Copy the data exactly; pictures stay out of the copy.
___ DATA TO USE ___
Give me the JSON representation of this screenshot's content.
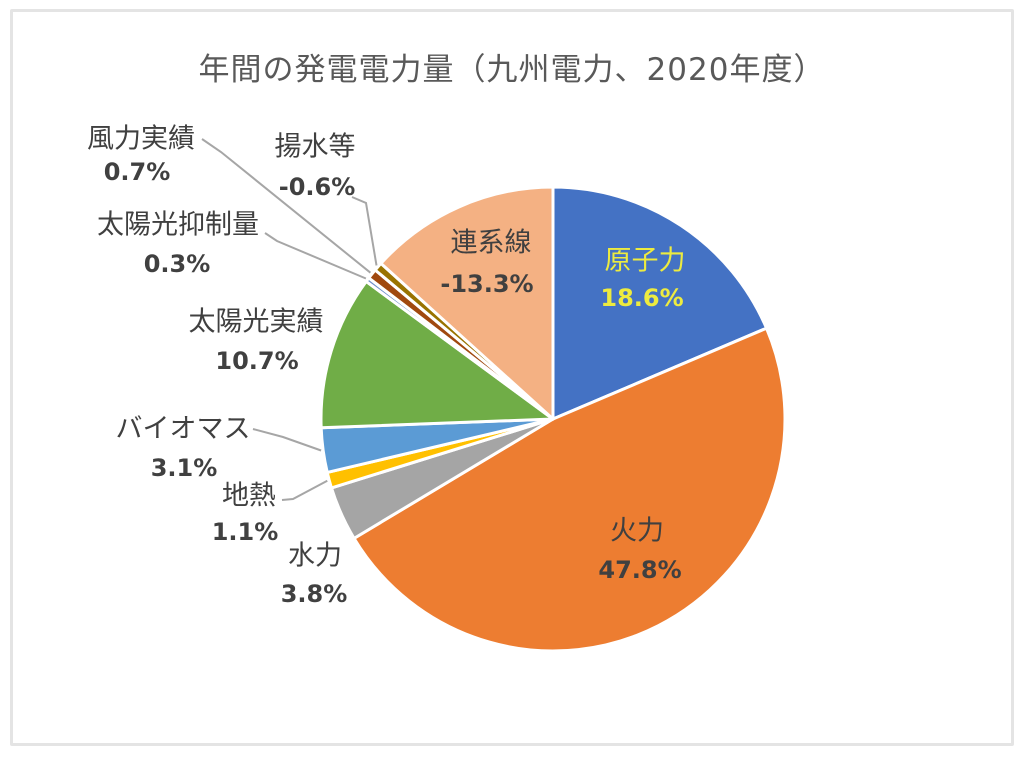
{
  "title": "年間の発電電力量（九州電力、2020年度）",
  "chart_data": {
    "type": "pie",
    "title": "年間の発電電力量（九州電力、2020年度）",
    "start_angle_deg": 0,
    "direction": "clockwise",
    "negative_values_note": "negative values (揚水等, 連系線) are drawn with their absolute share of the pie",
    "slices": [
      {
        "id": "nuclear",
        "label": "原子力",
        "value_pct": 18.6,
        "display": "18.6%",
        "color": "#4472C4",
        "label_placement": "inside",
        "label_color": "#EDEB3F",
        "leader_line": false
      },
      {
        "id": "thermal",
        "label": "火力",
        "value_pct": 47.8,
        "display": "47.8%",
        "color": "#ED7D31",
        "label_placement": "inside",
        "label_color": "#404040",
        "leader_line": false
      },
      {
        "id": "hydro",
        "label": "水力",
        "value_pct": 3.8,
        "display": "3.8%",
        "color": "#A5A5A5",
        "label_placement": "outside",
        "label_color": "#404040",
        "leader_line": false
      },
      {
        "id": "geothermal",
        "label": "地熱",
        "value_pct": 1.1,
        "display": "1.1%",
        "color": "#FFC000",
        "label_placement": "outside",
        "label_color": "#404040",
        "leader_line": true
      },
      {
        "id": "biomass",
        "label": "バイオマス",
        "value_pct": 3.1,
        "display": "3.1%",
        "color": "#5B9BD5",
        "label_placement": "outside",
        "label_color": "#404040",
        "leader_line": true
      },
      {
        "id": "solar-actual",
        "label": "太陽光実績",
        "value_pct": 10.7,
        "display": "10.7%",
        "color": "#70AD47",
        "label_placement": "outside",
        "label_color": "#404040",
        "leader_line": false
      },
      {
        "id": "solar-curtailment",
        "label": "太陽光抑制量",
        "value_pct": 0.3,
        "display": "0.3%",
        "color": "#6E8FC9",
        "label_placement": "outside",
        "label_color": "#404040",
        "leader_line": true
      },
      {
        "id": "wind-actual",
        "label": "風力実績",
        "value_pct": 0.7,
        "display": "0.7%",
        "color": "#A0490F",
        "label_placement": "outside",
        "label_color": "#404040",
        "leader_line": true
      },
      {
        "id": "pumped-storage",
        "label": "揚水等",
        "value_pct": -0.6,
        "display": "-0.6%",
        "color": "#997300",
        "label_placement": "outside",
        "label_color": "#404040",
        "leader_line": true
      },
      {
        "id": "interconnection",
        "label": "連系線",
        "value_pct": -13.3,
        "display": "-13.3%",
        "color": "#F4B183",
        "label_placement": "inside",
        "label_color": "#404040",
        "leader_line": false
      }
    ]
  },
  "colors": {
    "background": "#FFFFFF",
    "frame_border": "#E4E4E4",
    "title_text": "#595959",
    "label_text": "#404040",
    "nuclear_label_text": "#EDEB3F",
    "leader_line": "#A6A6A6",
    "slice_border": "#FFFFFF"
  }
}
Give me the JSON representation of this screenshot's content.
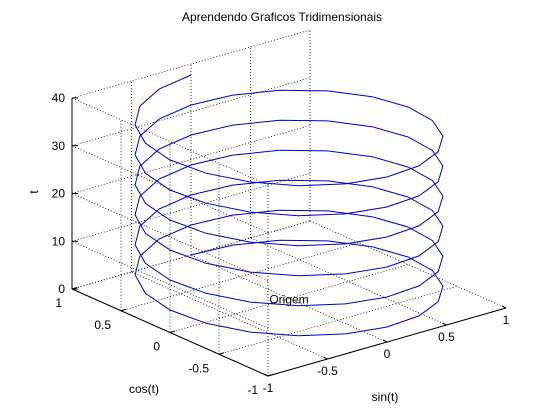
{
  "chart_data": {
    "type": "line3d",
    "title": "Aprendendo Graficos Tridimensionais",
    "xlabel": "sin(t)",
    "ylabel": "cos(t)",
    "zlabel": "t",
    "xlim": [
      -1,
      1
    ],
    "ylim": [
      -1,
      1
    ],
    "zlim": [
      0,
      40
    ],
    "xticks": [
      "-1",
      "-0.5",
      "0",
      "0.5",
      "1"
    ],
    "yticks": [
      "-1",
      "-0.5",
      "0",
      "0.5",
      "1"
    ],
    "zticks": [
      "0",
      "10",
      "20",
      "30",
      "40"
    ],
    "grid": true,
    "annotation": {
      "text": "Origem",
      "x": 0,
      "y": 0,
      "z": 0
    },
    "series": [
      {
        "x_expr": "sin(t)",
        "y_expr": "cos(t)",
        "t_range": [
          0,
          37.7
        ],
        "points": 120,
        "color": "#0000cc"
      }
    ]
  }
}
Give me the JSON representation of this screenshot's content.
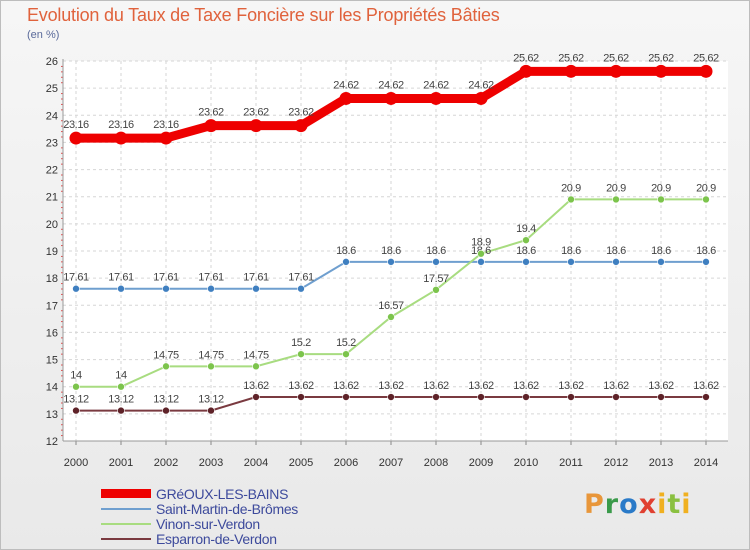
___
SOLUTION TO THIS EXERCISE ▸
Give me the JSON representation of this screenshot's content.
{
  "title": "年間の発電電力量（九州電力、2020年度）",
  "chart_data": {
    "type": "pie",
    "title": "年間の発電電力量（九州電力、2020年度）",
    "start_angle_deg": 0,
    "direction": "clockwise",
    "negative_values_note": "negative values (揚水等, 連系線) are drawn with their absolute share of the pie",
    "slices": [
      {
        "id": "nuclear",
        "label": "原子力",
        "value_pct": 18.6,
        "display": "18.6%",
        "color": "#4472C4",
        "label_placement": "inside",
        "label_color": "#EDEB3F",
        "leader_line": false
      },
      {
        "id": "thermal",
        "label": "火力",
        "value_pct": 47.8,
        "display": "47.8%",
        "color": "#ED7D31",
        "label_placement": "inside",
        "label_color": "#404040",
        "leader_line": false
      },
      {
        "id": "hydro",
        "label": "水力",
        "value_pct": 3.8,
        "display": "3.8%",
        "color": "#A5A5A5",
        "label_placement": "outside",
        "label_color": "#404040",
        "leader_line": false
      },
      {
        "id": "geothermal",
        "label": "地熱",
        "value_pct": 1.1,
        "display": "1.1%",
        "color": "#FFC000",
        "label_placement": "outside",
        "label_color": "#404040",
        "leader_line": true
      },
      {
        "id": "biomass",
        "label": "バイオマス",
        "value_pct": 3.1,
        "display": "3.1%",
        "color": "#5B9BD5",
        "label_placement": "outside",
        "label_color": "#404040",
        "leader_line": true
      },
      {
        "id": "solar-actual",
        "label": "太陽光実績",
        "value_pct": 10.7,
        "display": "10.7%",
        "color": "#70AD47",
        "label_placement": "outside",
        "label_color": "#404040",
        "leader_line": false
      },
      {
        "id": "solar-curtailment",
        "label": "太陽光抑制量",
        "value_pct": 0.3,
        "display": "0.3%",
        "color": "#6E8FC9",
        "label_placement": "outside",
        "label_color": "#404040",
        "leader_line": true
      },
      {
        "id": "wind-actual",
        "label": "風力実績",
        "value_pct": 0.7,
        "display": "0.7%",
        "color": "#A0490F",
        "label_placement": "outside",
        "label_color": "#404040",
        "leader_line": true
      },
      {
        "id": "pumped-storage",
        "label": "揚水等",
        "value_pct": -0.6,
        "display": "-0.6%",
        "color": "#997300",
        "label_placement": "outside",
        "label_color": "#404040",
        "leader_line": true
      },
      {
        "id": "interconnection",
        "label": "連系線",
        "value_pct": -13.3,
        "display": "-13.3%",
        "color": "#F4B183",
        "label_placement": "inside",
        "label_color": "#404040",
        "leader_line": false
      }
    ]
  },
  "colors": {
    "background": "#FFFFFF",
    "frame_border": "#E4E4E4",
    "title_text": "#595959",
    "label_text": "#404040",
    "nuclear_label_text": "#EDEB3F",
    "leader_line": "#A6A6A6",
    "slice_border": "#FFFFFF"
  }
}
Give me the JSON representation of this screenshot's content.
{
  "chart_data": {
    "type": "line3d",
    "title": "Aprendendo Graficos Tridimensionais",
    "xlabel": "sin(t)",
    "ylabel": "cos(t)",
    "zlabel": "t",
    "xlim": [
      -1,
      1
    ],
    "ylim": [
      -1,
      1
    ],
    "zlim": [
      0,
      40
    ],
    "xticks": [
      "-1",
      "-0.5",
      "0",
      "0.5",
      "1"
    ],
    "yticks": [
      "-1",
      "-0.5",
      "0",
      "0.5",
      "1"
    ],
    "zticks": [
      "0",
      "10",
      "20",
      "30",
      "40"
    ],
    "grid": true,
    "annotation": {
      "text": "Origem",
      "x": 0,
      "y": 0,
      "z": 0
    },
    "series": [
      {
        "x_expr": "sin(t)",
        "y_expr": "cos(t)",
        "t_range": [
          0,
          37.7
        ],
        "points": 120,
        "color": "#0000cc"
      }
    ]
  }
}
Give me the JSON representation of this screenshot's content.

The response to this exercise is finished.